* [Text extract]
============

It's a familiar impasse. Can we change the way we see the problem?

Feed our scrambled egg to a hen, and tomorrow she'll lay us a new egg. Her metabolism—a product of evolution rather than technology—will break down the complex scrambled egg molecules into simpler ones and reconstitute them, with losses of course, into a new, raw egg.

For many people, this solution will be less than ideal on a number of counts. Somehow, it's cheating, or it's just a temporary stopgap until we can do it right, with technology. Trying to patent the process may cause trouble, and the venture capitalists won't be interested. The hen won't win the Nobel. But I want you to notice that we do get success.

The challenging ecological problems we face—climate change, land degradation, the growing scarcity of food and water, and biodiversity loss—are like this. We are going to have to learn how to unscramble eggs, using the metabolisms of soil microbes fed by perennial grasses, for example. Our preference for merely technical solutions that often perpetuate or exacerbate the problems is a moral and ethical issue. This preference determines who has money, and who has power. We're infatuated with a stainless-steel prince, but if we want success we're going to have to kiss some real live slimy frogs.

============

* [Excerpted records]

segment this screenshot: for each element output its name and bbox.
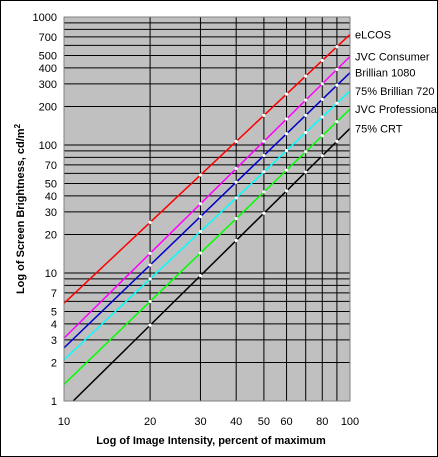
- data-point: [284, 132, 289, 136]
- y-tick-label: 7: [51, 288, 57, 300]
- legend-entry: JVC Consumer: [355, 52, 430, 64]
- data-point: [198, 274, 203, 278]
- data-point: [148, 251, 152, 255]
- data-point: [320, 82, 324, 86]
- data-point: [234, 196, 238, 200]
- data-point: [262, 211, 266, 215]
- data-point: [335, 83, 339, 87]
- x-tick-labels: 10 20 30 40 50 60 80 100: [58, 416, 359, 428]
- legend-entry: JVC Professional: [355, 104, 438, 116]
- y-axis-label: Log of Screen Brightness, cd/m2: [13, 123, 27, 294]
- data-point: [320, 97, 324, 101]
- x-tick-label: 60: [280, 416, 292, 428]
- data-point: [198, 173, 203, 177]
- y-tick-label: 20: [45, 229, 57, 241]
- y-tick-label: 500: [39, 51, 57, 63]
- series-markers: [148, 45, 339, 327]
- y-tick-label: 40: [45, 191, 57, 203]
- legend-entry: Brillian 1080: [355, 68, 416, 80]
- data-point: [304, 74, 308, 78]
- data-point: [335, 67, 339, 71]
- y-tick-label: 10: [45, 268, 57, 280]
- data-point: [198, 251, 203, 255]
- data-point: [284, 148, 289, 153]
- x-tick-label: 40: [230, 416, 242, 428]
- data-point: [148, 299, 152, 304]
- series-line-3: [63, 90, 351, 361]
- data-point: [234, 217, 238, 221]
- data-point: [234, 139, 238, 144]
- data-point: [304, 150, 308, 154]
- data-point: [148, 220, 152, 224]
- legend: eLCOS JVC Consumer Brillian 1080 75% Brilli…: [355, 29, 438, 135]
- legend-entry: 75% Brillian 720: [355, 86, 435, 98]
- data-point: [304, 130, 308, 135]
- data-point: [234, 238, 238, 243]
- data-point: [262, 113, 266, 117]
- data-point: [234, 180, 238, 184]
- data-point: [335, 139, 339, 143]
- y-tick-label: 1000: [33, 12, 57, 24]
- data-point: [284, 117, 289, 121]
- y-tick-label: 3: [51, 335, 57, 347]
- series-line-0: [63, 33, 351, 304]
- data-point: [335, 101, 339, 105]
- y-tick-label: 5: [51, 307, 57, 319]
- data-point: [284, 168, 289, 172]
- y-tick-label: 70: [45, 160, 57, 172]
- legend-entry: eLCOS: [355, 29, 391, 41]
- series-line-4: [63, 108, 351, 385]
- y-tick-label: 100: [39, 140, 57, 152]
- data-point: [198, 214, 203, 219]
- data-point: [320, 115, 324, 119]
- data-point: [262, 170, 266, 174]
- plot-border: [63, 16, 351, 402]
- plot-area: [64, 17, 350, 401]
- data-point: [284, 92, 289, 96]
- x-tick-label: 30: [194, 416, 206, 428]
- x-tick-label: 100: [341, 416, 359, 428]
- data-point: [304, 170, 308, 174]
- y-tick-label: 50: [45, 179, 57, 191]
- y-tick-label: 400: [39, 63, 57, 75]
- y-tick-label: 30: [45, 207, 57, 219]
- data-point: [335, 120, 339, 124]
- data-point: [198, 202, 203, 206]
- x-tick-label: 20: [144, 416, 156, 428]
- series-line-2: [63, 72, 351, 349]
- legend-entry: 75% CRT: [355, 123, 403, 135]
- y-tick-label: 300: [39, 79, 57, 91]
- y-axis-label-text: Log of Screen Brightness, cd/m: [15, 128, 27, 294]
- data-point: [198, 229, 203, 234]
- y-tick-label: 1: [51, 396, 57, 408]
- x-tick-label: 10: [58, 416, 70, 428]
- data-point: [304, 98, 308, 102]
- data-point: [320, 134, 324, 138]
- data-point: [148, 277, 152, 281]
- y-tick-label: 700: [39, 32, 57, 44]
- data-point: [234, 166, 238, 171]
- y-tick-label: 200: [39, 101, 57, 113]
- x-tick-label: 50: [258, 416, 270, 428]
- data-point: [284, 189, 289, 193]
- data-point: [320, 154, 324, 158]
- data-point: [320, 58, 324, 63]
- y-tick-label: 2: [51, 357, 57, 369]
- x-tick-label: 80: [316, 416, 328, 428]
- data-point: [148, 263, 152, 267]
- data-point: [262, 139, 266, 143]
- data-point: [335, 45, 339, 49]
- series-line-5: [72, 127, 351, 402]
- data-point: [304, 113, 308, 117]
- data-point: [262, 153, 266, 158]
- series-line-1: [63, 55, 351, 339]
- data-point: [148, 323, 152, 327]
- y-tick-label: 4: [51, 319, 57, 331]
- series-lines: [63, 33, 351, 402]
- x-axis-label: Log of Image Intensity, percent of maxim…: [96, 435, 326, 447]
- y-axis-label-superscript: 2: [13, 123, 22, 128]
- data-point: [262, 190, 266, 194]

============

* [Required actions]
A - In the passage on unscrambling eggs, give the stretch from "For many people, this" through "do get success." again, swapping "venture capitalists" for "investors".
B - List every ecological problem that the passage on unscrambling eggs names.
C - Answer these questions from the passage on unscrambling eggs.
(i) What will the hen lay after being fed the scrambled egg?
(ii) Who won't be interested in the hen's process?
(iii) Whose metabolisms, fed by what, are given as an example of a way to unscramble eggs?

* [Answers by task]
A -
For many people, this solution will be less than ideal on a number of counts. Somehow, it's cheating, or it's just a temporary stopgap until we can do it right, with technology. Trying to patent the process may cause trouble, and the investors won't be interested. The hen won't win the Nobel. But I want you to notice that we do get success.

B -
climate change
land degradation
the growing scarcity of food and water
biodiversity loss

C -
(i) A new, raw egg.
(ii) The venture capitalists.
(iii) Soil microbes fed by perennial grasses.